CHALLENGE
From the listing below, extract every line in which the word "efficiency" appears.

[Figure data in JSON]
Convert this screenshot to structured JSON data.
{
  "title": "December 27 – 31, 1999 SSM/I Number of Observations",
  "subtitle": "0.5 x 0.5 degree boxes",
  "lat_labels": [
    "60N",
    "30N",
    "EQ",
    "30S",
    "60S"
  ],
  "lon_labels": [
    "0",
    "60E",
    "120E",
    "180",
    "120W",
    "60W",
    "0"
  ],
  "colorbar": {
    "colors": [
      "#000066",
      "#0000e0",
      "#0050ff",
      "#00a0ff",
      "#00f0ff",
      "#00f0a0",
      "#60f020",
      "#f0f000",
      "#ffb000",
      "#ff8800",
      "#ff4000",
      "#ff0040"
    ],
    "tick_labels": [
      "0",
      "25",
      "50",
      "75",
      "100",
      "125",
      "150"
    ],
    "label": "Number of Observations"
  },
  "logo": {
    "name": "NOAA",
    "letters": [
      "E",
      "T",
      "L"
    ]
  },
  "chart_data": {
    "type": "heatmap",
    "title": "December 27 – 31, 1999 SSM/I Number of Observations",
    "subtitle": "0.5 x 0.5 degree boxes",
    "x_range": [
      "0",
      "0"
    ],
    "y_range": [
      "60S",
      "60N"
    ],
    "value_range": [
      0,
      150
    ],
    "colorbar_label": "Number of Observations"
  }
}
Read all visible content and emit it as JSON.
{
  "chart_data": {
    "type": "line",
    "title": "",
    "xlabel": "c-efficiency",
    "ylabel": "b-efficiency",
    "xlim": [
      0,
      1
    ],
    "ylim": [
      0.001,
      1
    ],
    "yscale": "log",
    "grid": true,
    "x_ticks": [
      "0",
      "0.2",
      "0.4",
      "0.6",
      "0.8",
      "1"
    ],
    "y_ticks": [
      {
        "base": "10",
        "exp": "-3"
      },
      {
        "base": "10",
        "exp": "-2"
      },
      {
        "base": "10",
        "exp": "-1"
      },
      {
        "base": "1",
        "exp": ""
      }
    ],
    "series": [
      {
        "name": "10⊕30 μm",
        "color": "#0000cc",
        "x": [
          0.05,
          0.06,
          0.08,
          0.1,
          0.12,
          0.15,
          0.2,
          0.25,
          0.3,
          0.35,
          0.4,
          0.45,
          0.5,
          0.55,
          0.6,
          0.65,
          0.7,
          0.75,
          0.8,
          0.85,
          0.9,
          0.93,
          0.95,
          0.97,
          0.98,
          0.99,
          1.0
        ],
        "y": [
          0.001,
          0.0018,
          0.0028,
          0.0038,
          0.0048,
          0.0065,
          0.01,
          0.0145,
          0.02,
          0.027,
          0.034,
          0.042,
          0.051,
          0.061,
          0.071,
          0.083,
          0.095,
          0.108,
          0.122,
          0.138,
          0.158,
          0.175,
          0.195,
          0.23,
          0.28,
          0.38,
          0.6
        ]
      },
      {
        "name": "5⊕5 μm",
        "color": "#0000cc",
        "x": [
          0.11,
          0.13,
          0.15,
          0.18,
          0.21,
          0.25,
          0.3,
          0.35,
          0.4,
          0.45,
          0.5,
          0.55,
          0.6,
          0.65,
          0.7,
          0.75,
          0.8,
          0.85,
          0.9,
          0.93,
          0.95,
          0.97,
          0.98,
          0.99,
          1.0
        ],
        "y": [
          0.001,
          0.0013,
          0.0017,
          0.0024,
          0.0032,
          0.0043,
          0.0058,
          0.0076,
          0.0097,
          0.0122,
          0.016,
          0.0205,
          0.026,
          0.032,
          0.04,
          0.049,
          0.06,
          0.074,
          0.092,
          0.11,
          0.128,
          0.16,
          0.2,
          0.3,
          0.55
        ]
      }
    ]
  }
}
--
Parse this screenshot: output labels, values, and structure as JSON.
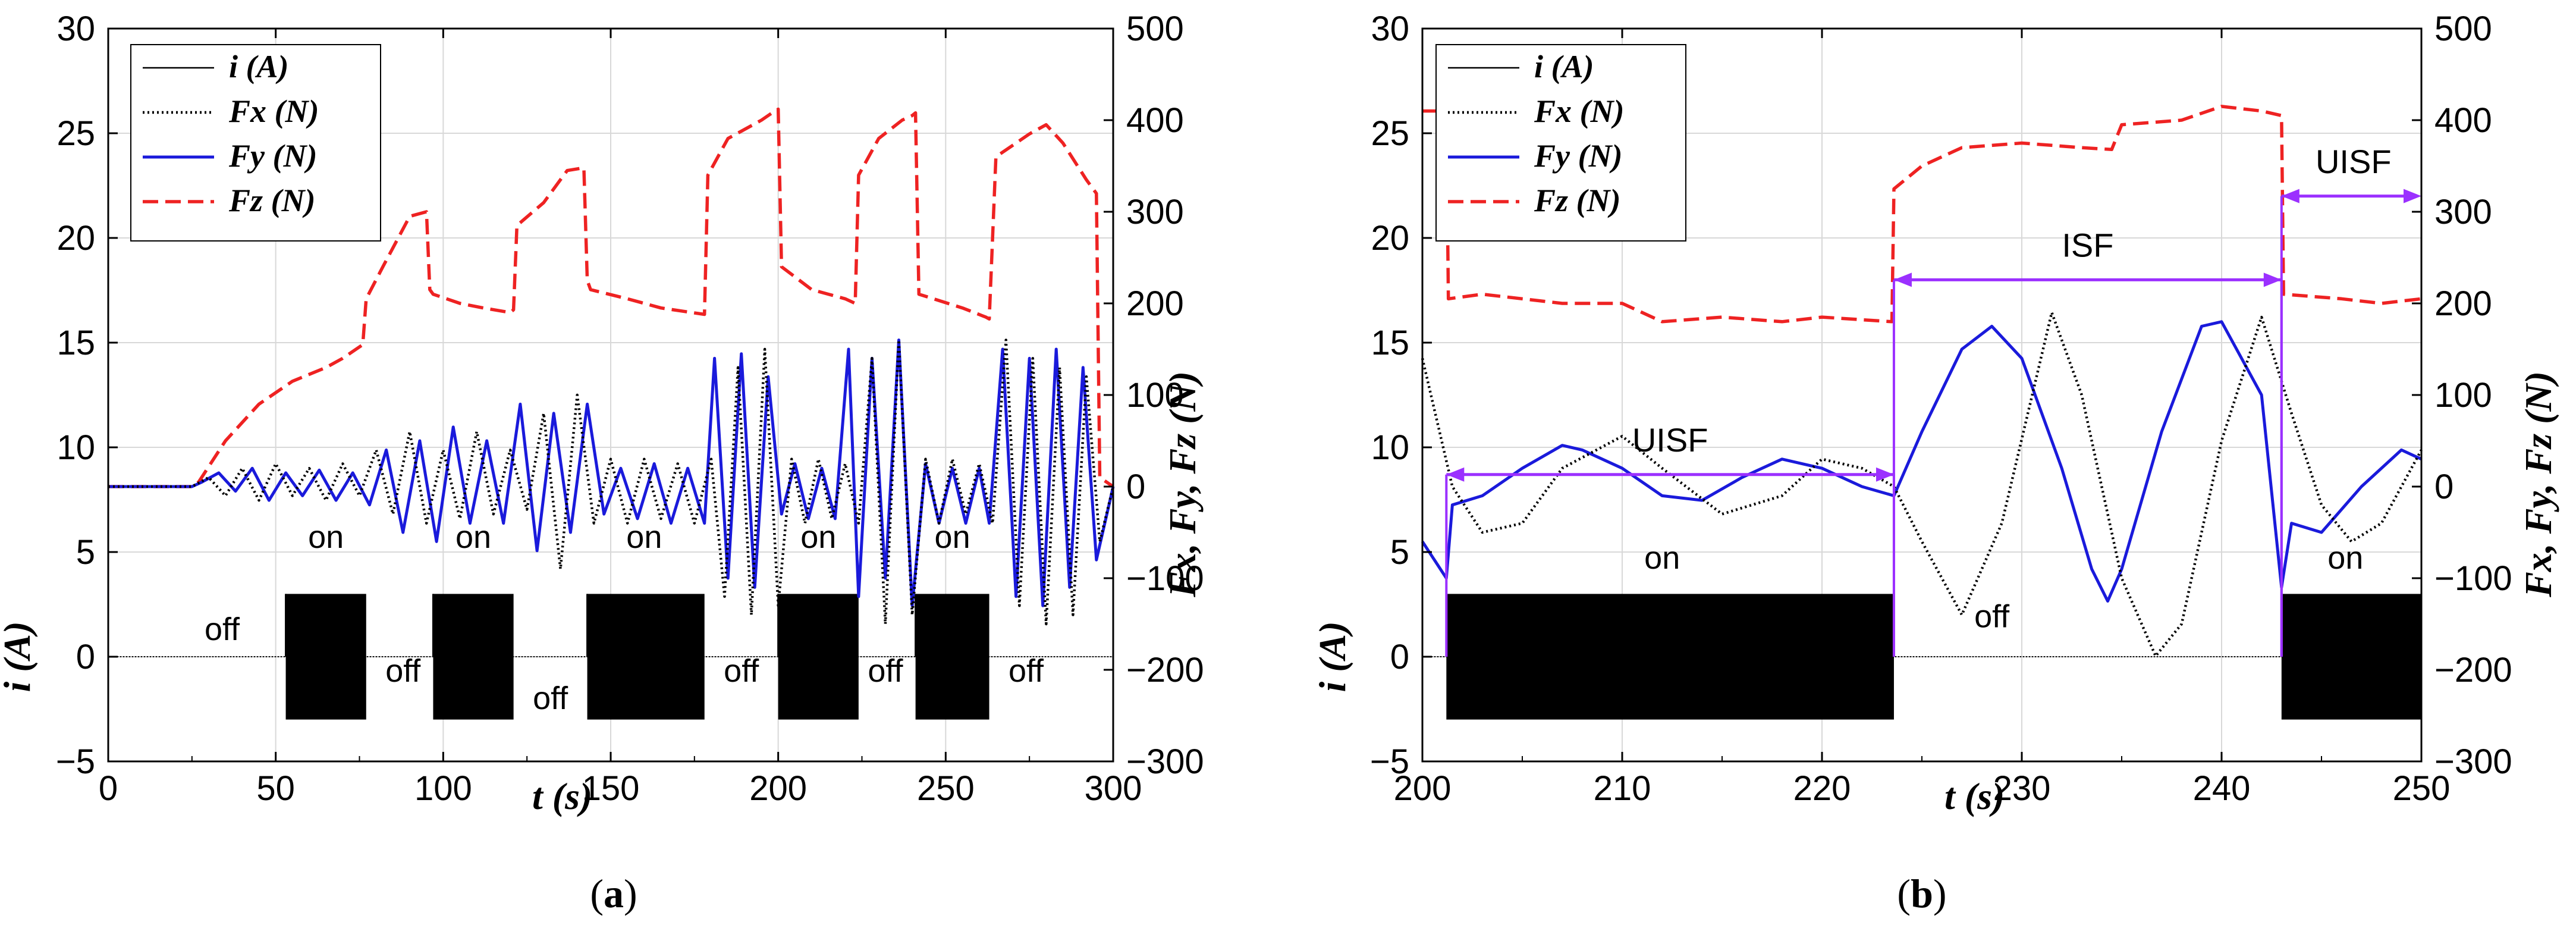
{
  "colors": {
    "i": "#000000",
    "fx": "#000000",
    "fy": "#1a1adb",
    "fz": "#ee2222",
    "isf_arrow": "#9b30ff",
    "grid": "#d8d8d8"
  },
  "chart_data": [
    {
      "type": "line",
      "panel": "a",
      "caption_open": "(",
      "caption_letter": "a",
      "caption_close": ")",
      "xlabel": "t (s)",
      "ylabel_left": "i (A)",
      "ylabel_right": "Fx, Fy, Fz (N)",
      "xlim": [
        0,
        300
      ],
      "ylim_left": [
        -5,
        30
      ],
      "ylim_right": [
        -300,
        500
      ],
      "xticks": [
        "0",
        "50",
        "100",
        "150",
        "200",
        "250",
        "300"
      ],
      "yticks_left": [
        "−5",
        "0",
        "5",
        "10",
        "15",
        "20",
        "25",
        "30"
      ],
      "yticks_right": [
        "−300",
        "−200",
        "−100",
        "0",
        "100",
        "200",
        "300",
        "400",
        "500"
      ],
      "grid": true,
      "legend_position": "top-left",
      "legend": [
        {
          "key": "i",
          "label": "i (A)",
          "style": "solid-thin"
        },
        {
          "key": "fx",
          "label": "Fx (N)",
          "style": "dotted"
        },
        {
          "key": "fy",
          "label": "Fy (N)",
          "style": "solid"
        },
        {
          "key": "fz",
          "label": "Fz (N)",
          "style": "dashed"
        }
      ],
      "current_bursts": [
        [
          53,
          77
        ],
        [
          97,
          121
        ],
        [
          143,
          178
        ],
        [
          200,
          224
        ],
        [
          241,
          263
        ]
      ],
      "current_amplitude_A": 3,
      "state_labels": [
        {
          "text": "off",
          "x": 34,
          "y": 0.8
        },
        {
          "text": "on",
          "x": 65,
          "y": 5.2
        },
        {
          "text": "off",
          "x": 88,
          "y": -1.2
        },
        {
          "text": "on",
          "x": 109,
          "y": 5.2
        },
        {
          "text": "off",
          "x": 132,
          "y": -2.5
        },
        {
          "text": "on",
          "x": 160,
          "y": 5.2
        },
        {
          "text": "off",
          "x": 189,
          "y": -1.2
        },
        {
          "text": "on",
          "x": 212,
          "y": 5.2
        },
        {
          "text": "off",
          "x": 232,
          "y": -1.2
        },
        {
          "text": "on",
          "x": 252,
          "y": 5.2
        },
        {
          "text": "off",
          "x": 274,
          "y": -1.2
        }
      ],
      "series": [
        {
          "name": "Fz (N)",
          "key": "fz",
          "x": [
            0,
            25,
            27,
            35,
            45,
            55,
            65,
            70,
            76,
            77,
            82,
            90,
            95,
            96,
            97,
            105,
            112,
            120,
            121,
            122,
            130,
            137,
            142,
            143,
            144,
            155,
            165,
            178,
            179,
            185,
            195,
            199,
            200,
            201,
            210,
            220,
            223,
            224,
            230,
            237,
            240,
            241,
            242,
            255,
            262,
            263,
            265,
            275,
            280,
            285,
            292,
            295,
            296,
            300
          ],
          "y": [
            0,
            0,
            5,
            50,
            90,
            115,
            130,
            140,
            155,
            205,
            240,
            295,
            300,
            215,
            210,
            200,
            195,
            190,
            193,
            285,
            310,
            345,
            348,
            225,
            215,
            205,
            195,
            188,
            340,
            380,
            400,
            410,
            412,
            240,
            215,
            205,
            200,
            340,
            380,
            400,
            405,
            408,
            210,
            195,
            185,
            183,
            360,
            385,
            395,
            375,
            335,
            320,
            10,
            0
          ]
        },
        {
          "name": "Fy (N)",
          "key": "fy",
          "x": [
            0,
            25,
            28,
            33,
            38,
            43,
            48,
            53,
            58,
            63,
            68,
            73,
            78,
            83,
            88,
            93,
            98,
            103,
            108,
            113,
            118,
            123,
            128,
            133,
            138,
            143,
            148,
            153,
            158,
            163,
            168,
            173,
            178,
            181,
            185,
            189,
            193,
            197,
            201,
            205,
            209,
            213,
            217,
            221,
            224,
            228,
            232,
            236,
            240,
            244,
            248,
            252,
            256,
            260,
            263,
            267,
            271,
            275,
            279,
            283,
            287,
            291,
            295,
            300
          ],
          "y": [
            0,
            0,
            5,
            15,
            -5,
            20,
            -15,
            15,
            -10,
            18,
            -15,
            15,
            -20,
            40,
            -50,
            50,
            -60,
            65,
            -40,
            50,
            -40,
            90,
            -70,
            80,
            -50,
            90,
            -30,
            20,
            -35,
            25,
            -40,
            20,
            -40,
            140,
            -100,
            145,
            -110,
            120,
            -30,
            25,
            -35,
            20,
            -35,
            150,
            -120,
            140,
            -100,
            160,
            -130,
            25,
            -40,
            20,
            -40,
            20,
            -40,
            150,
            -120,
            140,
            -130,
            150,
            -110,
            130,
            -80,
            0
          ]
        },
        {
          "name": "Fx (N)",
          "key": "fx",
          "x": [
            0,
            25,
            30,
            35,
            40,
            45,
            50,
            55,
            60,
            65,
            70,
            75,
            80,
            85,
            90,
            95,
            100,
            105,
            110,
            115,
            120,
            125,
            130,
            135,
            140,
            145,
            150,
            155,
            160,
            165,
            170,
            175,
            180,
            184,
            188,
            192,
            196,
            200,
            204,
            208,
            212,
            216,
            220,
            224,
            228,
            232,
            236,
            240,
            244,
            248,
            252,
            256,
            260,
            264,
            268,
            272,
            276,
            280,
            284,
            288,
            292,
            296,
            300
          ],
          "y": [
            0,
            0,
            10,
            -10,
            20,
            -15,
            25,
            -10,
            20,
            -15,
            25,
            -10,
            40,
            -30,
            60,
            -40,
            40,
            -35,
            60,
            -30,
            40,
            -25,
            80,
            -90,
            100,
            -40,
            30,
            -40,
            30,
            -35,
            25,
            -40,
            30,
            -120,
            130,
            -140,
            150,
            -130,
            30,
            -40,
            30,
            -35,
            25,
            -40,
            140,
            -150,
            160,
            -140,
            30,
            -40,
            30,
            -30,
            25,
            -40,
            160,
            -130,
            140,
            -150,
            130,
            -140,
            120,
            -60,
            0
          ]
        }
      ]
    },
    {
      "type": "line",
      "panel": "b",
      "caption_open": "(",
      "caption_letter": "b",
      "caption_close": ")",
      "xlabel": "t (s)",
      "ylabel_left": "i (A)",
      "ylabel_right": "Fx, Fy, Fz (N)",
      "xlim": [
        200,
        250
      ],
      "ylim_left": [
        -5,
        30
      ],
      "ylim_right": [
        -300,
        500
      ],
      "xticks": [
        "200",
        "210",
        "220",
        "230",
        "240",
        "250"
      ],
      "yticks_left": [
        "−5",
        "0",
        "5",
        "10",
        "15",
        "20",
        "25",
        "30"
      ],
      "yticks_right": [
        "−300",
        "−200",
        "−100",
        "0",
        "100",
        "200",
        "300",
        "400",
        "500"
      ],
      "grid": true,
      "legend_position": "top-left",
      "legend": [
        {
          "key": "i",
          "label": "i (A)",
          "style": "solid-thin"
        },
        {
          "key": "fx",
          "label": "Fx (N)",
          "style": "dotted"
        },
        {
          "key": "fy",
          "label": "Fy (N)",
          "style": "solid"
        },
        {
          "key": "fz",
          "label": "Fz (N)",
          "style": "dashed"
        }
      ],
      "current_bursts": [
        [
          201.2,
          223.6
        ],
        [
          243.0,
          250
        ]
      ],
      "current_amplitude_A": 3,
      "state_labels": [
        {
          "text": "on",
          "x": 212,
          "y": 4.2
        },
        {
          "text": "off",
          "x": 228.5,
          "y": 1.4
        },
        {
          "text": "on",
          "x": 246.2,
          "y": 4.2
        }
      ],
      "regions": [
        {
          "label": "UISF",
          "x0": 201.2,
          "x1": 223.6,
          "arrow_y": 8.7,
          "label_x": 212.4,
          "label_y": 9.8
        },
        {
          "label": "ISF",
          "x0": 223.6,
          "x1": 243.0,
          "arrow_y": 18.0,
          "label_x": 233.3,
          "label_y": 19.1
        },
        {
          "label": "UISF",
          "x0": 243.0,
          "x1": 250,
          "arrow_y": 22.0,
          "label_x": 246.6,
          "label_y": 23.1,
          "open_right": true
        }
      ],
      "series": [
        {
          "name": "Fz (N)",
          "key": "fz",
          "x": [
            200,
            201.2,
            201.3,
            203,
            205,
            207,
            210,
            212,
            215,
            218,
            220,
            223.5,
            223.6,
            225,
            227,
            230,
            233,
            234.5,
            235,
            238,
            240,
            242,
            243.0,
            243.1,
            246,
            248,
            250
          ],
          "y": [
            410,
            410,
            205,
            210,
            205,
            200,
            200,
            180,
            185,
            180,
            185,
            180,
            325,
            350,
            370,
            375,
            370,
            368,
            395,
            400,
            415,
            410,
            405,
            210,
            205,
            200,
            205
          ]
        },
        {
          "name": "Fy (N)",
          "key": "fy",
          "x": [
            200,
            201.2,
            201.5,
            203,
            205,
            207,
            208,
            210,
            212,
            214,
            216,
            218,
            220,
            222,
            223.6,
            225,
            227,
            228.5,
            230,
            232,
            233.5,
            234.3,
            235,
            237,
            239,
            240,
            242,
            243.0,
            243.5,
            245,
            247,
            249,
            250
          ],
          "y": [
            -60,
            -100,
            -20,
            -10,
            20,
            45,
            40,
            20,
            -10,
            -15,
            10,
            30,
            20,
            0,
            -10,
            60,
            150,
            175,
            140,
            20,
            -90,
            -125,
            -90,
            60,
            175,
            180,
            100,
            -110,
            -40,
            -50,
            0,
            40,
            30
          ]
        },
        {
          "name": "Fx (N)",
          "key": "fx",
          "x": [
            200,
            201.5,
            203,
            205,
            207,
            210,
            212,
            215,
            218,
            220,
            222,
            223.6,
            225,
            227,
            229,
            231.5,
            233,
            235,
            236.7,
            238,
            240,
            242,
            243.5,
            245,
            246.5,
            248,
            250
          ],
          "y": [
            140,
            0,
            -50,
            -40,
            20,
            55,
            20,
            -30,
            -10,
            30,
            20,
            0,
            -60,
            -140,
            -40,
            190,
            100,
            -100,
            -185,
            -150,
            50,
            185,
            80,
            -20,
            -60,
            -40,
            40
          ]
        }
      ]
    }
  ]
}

RESULT OF THIS TASK
    "xlabel": "c-efficiency",
    "ylabel": "b-efficiency",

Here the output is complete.